● Trecho do texto
━━━━

Álbum de família
Quando eu me instalei em São Paulo e comecei minha carreira de compositor, Walter Silva, o famoso DJ Pica Pau, era o cara que me orientava. Sem ele a história teria sido bem mais difícil porque, além de super bem relacionado e capacitado para abrir muitas portas, ele era um desses camaradas completamente apaixonados por música.
Gostava de descobrir gente nova. Havia levantado a carreira do Chico Buarque e fora ele quem colocara a Ellis no olho do furacão. Sem contar os espetáculos que produzia nas universidades e no Teatro Paramount, que ditavam tendências. O Walter foi fundamental para a história recente da MPB.
Não demorou nem um mês e eu já circulava no melhor espaço musical da cidade com certa desenvoltura, afinal eu era uma nova aposta do grande lançador de talentos. Ele articulou para que eu fosse contratado primeiro pela recém inaugurada TV Bandeirantes que produzia musicais sofisticados e depois pela TV Tupi, sem dúvida a grande rede daquele momento.
Walter gostava da minha maneira interiorana de compor e adorava o fato de eu ter vindo de Taubaté completamente cru e enrolado numa espécie de timidez bem característica daqueles que precisam conhecer melhor o território onde terão que pisar dali pra frente. Por sua influência, os jornalistas começaram a falar de mim como o rapaz que viera de Taubaté em busca do sonho de ser cantor.
Um dia o Walter chegou com uma conversa sobre um tema musical para ser composto. Imaginava como seria “cantar” a sensação de se abrir um álbum de retratos e passear por todas as lembranças fotográficas de uma vida. Os álbuns eram muito mais difíceis de serem montados porque não havia ainda a facilidade das câmeras digitais. E era uma coisa cara porque envolvia filmes, revelações e tempo, muito tempo, entre o click e a foto final estampada no papel. E havia também a imagem muda e silenciosa. Imagens inertes e mortas, zumbis viajando pela eternidade.

━━━━

● Instrução
Transcreva na íntegra o relato acima sobre Walter Silva, do título à última frase.

● Registros de dados
━━━━

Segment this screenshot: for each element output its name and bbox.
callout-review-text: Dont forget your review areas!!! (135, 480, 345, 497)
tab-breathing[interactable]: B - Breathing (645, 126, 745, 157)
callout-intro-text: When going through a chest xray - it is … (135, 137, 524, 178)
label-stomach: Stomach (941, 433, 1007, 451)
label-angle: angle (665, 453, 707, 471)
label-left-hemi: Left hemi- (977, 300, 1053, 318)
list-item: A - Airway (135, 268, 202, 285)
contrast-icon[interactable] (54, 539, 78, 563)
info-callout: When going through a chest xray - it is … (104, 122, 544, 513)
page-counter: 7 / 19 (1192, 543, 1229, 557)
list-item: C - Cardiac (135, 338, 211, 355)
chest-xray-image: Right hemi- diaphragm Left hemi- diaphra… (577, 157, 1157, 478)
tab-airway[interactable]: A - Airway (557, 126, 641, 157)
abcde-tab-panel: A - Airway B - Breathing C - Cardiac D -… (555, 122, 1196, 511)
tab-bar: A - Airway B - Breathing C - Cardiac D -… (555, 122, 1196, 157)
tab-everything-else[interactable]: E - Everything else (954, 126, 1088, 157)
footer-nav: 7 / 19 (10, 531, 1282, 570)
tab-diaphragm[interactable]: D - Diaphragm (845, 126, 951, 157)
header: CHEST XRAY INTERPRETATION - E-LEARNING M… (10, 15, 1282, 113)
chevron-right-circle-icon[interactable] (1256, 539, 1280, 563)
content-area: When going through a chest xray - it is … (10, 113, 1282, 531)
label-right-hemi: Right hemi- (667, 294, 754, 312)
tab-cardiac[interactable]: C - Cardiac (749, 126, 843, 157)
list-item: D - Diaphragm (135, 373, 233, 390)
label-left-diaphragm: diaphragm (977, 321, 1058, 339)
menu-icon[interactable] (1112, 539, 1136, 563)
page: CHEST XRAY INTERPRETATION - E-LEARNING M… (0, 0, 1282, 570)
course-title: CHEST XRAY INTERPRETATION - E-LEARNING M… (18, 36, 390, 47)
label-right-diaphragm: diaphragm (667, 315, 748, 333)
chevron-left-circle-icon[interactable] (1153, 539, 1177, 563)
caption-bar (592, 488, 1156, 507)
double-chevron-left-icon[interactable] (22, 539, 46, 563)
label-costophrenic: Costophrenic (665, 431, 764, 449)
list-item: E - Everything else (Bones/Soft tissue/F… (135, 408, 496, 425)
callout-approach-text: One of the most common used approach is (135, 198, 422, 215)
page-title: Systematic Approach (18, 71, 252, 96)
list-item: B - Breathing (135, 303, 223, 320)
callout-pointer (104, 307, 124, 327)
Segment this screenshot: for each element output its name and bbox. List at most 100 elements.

━━━━

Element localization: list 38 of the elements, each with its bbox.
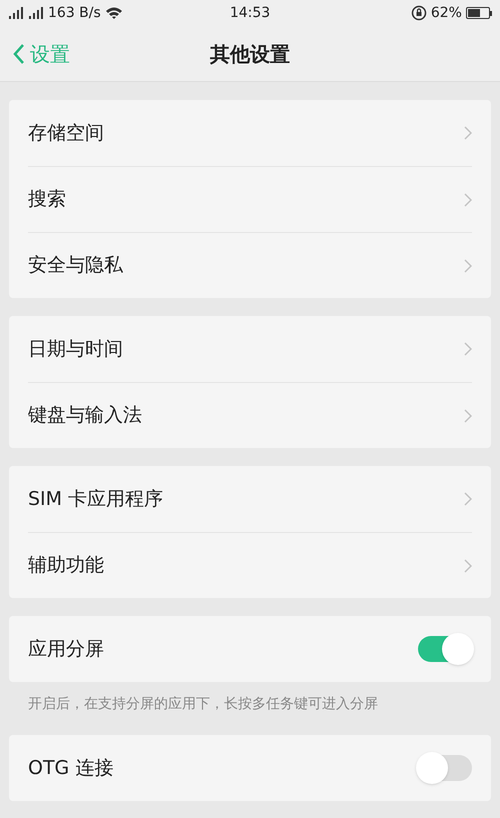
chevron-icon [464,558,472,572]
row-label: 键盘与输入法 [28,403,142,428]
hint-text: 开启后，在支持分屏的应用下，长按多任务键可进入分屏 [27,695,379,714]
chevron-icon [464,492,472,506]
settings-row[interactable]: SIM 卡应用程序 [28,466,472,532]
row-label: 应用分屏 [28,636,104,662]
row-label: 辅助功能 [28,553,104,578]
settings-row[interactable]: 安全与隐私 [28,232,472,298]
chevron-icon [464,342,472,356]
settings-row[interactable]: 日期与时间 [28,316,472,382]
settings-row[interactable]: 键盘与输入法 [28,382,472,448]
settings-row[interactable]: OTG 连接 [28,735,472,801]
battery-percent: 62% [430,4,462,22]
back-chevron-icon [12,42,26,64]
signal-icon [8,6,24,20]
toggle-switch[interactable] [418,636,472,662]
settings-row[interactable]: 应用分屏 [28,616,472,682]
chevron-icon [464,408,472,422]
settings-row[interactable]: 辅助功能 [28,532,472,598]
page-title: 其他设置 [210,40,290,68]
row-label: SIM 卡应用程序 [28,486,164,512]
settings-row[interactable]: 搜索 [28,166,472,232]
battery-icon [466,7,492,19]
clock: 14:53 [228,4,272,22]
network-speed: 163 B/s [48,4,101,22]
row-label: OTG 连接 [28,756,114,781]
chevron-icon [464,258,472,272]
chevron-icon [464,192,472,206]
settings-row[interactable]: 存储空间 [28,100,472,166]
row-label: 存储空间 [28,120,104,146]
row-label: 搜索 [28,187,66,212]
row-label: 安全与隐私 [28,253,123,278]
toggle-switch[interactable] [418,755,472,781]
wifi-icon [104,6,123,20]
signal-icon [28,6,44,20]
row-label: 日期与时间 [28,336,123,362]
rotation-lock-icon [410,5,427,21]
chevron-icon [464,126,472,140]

━━━━

● Resposta
Álbum de família
Quando eu me instalei em São Paulo e comecei minha carreira de compositor, Walter Silva, o famoso DJ Pica Pau, era o cara que me orientava. Sem ele a história teria sido bem mais difícil porque, além de super bem relacionado e capacitado para abrir muitas portas, ele era um desses camaradas completamente apaixonados por música.
Gostava de descobrir gente nova. Havia levantado a carreira do Chico Buarque e fora ele quem colocara a Ellis no olho do furacão. Sem contar os espetáculos que produzia nas universidades e no Teatro Paramount, que ditavam tendências. O Walter foi fundamental para a história recente da MPB.
Não demorou nem um mês e eu já circulava no melhor espaço musical da cidade com certa desenvoltura, afinal eu era uma nova aposta do grande lançador de talentos. Ele articulou para que eu fosse contratado primeiro pela recém inaugurada TV Bandeirantes que produzia musicais sofisticados e depois pela TV Tupi, sem dúvida a grande rede daquele momento.
Walter gostava da minha maneira interiorana de compor e adorava o fato de eu ter vindo de Taubaté completamente cru e enrolado numa espécie de timidez bem característica daqueles que precisam conhecer melhor o território onde terão que pisar dali pra frente. Por sua influência, os jornalistas começaram a falar de mim como o rapaz que viera de Taubaté em busca do sonho de ser cantor.
Um dia o Walter chegou com uma conversa sobre um tema musical para ser composto. Imaginava como seria “cantar” a sensação de se abrir um álbum de retratos e passear por todas as lembranças fotográficas de uma vida. Os álbuns eram muito mais difíceis de serem montados porque não havia ainda a facilidade das câmeras digitais. E era uma coisa cara porque envolvia filmes, revelações e tempo, muito tempo, entre o click e a foto final estampada no papel. E havia também a imagem muda e silenciosa. Imagens inertes e mortas, zumbis viajando pela eternidade.